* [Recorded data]
# # # # #

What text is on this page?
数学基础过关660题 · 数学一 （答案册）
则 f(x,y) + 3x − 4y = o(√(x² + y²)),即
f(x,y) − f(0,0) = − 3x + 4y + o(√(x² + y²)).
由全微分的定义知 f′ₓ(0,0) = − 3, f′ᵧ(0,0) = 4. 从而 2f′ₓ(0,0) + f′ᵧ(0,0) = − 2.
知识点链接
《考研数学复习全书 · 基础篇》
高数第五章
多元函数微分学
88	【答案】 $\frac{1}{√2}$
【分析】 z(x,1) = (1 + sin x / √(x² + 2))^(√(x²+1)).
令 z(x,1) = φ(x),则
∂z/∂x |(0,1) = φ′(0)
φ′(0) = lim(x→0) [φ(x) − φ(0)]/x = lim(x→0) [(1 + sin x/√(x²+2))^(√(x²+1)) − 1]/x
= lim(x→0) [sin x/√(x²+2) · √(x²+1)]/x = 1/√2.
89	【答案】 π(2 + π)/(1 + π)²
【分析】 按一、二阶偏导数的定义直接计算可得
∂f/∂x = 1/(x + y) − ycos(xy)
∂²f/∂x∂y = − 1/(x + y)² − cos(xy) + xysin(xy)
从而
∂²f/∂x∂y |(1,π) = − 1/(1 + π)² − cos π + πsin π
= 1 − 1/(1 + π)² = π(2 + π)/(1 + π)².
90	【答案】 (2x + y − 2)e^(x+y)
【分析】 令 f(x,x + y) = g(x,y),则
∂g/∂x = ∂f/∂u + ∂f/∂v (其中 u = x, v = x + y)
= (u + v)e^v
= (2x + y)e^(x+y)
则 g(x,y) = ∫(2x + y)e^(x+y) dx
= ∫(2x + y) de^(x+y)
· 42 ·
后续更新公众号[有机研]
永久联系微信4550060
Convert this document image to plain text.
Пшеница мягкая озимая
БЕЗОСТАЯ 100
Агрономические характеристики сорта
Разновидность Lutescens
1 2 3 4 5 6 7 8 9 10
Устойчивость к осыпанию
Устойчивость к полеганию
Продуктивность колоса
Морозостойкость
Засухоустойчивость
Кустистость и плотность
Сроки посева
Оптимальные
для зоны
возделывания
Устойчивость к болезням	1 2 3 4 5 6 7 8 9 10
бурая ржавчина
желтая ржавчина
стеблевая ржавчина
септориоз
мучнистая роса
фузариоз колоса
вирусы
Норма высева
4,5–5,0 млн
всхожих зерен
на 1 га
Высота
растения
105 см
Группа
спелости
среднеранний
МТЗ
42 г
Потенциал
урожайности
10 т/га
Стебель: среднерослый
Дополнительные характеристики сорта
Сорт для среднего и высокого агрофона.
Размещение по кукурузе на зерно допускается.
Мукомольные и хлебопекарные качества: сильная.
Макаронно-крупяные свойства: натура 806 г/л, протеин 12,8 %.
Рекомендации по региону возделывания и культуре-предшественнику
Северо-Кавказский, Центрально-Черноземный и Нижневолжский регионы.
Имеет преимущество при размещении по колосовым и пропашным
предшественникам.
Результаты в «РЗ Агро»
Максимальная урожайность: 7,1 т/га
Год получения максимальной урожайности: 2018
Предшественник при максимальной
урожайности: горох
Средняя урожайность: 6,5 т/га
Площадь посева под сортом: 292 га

# # # # #

* [Direction]
Find every line that holds "сорта" and copy it.

* [Task result]
Агрономические характеристики сорта
Дополнительные характеристики сорта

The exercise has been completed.